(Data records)
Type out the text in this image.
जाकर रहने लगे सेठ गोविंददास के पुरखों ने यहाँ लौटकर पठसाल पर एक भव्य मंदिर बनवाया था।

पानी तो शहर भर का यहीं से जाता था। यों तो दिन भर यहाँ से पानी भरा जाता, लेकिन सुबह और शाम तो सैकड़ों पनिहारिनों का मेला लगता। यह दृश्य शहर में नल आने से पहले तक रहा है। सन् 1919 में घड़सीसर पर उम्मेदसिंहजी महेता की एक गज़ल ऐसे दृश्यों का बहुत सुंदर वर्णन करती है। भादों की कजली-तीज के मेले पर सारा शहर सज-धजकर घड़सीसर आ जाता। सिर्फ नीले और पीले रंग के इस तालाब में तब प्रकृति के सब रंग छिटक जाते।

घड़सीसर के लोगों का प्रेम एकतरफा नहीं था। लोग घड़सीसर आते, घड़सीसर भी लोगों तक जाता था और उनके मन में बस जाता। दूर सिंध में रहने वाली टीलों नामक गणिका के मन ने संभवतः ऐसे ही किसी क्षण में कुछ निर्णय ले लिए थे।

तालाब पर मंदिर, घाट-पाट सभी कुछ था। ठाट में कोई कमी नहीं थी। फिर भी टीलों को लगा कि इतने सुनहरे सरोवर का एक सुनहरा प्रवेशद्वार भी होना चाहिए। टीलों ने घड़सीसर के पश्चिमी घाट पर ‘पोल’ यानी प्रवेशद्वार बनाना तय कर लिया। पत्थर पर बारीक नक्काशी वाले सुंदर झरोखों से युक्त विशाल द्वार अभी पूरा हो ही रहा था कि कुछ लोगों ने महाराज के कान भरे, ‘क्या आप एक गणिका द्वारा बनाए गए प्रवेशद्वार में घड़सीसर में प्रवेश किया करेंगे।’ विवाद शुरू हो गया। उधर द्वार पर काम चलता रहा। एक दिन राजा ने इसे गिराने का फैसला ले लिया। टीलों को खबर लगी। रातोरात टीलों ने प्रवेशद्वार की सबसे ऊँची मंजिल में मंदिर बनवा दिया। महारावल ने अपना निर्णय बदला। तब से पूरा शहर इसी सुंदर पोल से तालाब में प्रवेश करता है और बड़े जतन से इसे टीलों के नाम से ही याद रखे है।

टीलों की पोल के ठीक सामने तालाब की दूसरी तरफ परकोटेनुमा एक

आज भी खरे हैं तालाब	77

> **EXERCISE DIRECTIONS**:
Please quote the data above in full, with no line missing.

> **ANSWER**:
Type out the text in this image.
जाकर रहने लगे सेठ गोविंददास के पुरखों ने यहाँ लौटकर पठसाल पर एक भव्य मंदिर बनवाया था।

पानी तो शहर भर का यहीं से जाता था। यों तो दिन भर यहाँ से पानी भरा जाता, लेकिन सुबह और शाम तो सैकड़ों पनिहारिनों का मेला लगता। यह दृश्य शहर में नल आने से पहले तक रहा है। सन् 1919 में घड़सीसर पर उम्मेदसिंहजी महेता की एक गज़ल ऐसे दृश्यों का बहुत सुंदर वर्णन करती है। भादों की कजली-तीज के मेले पर सारा शहर सज-धजकर घड़सीसर आ जाता। सिर्फ नीले और पीले रंग के इस तालाब में तब प्रकृति के सब रंग छिटक जाते।

घड़सीसर के लोगों का प्रेम एकतरफा नहीं था। लोग घड़सीसर आते, घड़सीसर भी लोगों तक जाता था और उनके मन में बस जाता। दूर सिंध में रहने वाली टीलों नामक गणिका के मन ने संभवतः ऐसे ही किसी क्षण में कुछ निर्णय ले लिए थे।

तालाब पर मंदिर, घाट-पाट सभी कुछ था। ठाट में कोई कमी नहीं थी। फिर भी टीलों को लगा कि इतने सुनहरे सरोवर का एक सुनहरा प्रवेशद्वार भी होना चाहिए। टीलों ने घड़सीसर के पश्चिमी घाट पर ‘पोल’ यानी प्रवेशद्वार बनाना तय कर लिया। पत्थर पर बारीक नक्काशी वाले सुंदर झरोखों से युक्त विशाल द्वार अभी पूरा हो ही रहा था कि कुछ लोगों ने महाराज के कान भरे, ‘क्या आप एक गणिका द्वारा बनाए गए प्रवेशद्वार में घड़सीसर में प्रवेश किया करेंगे।’ विवाद शुरू हो गया। उधर द्वार पर काम चलता रहा। एक दिन राजा ने इसे गिराने का फैसला ले लिया। टीलों को खबर लगी। रातोरात टीलों ने प्रवेशद्वार की सबसे ऊँची मंजिल में मंदिर बनवा दिया। महारावल ने अपना निर्णय बदला। तब से पूरा शहर इसी सुंदर पोल से तालाब में प्रवेश करता है और बड़े जतन से इसे टीलों के नाम से ही याद रखे है।

टीलों की पोल के ठीक सामने तालाब की दूसरी तरफ परकोटेनुमा एक

आज भी खरे हैं तालाब	77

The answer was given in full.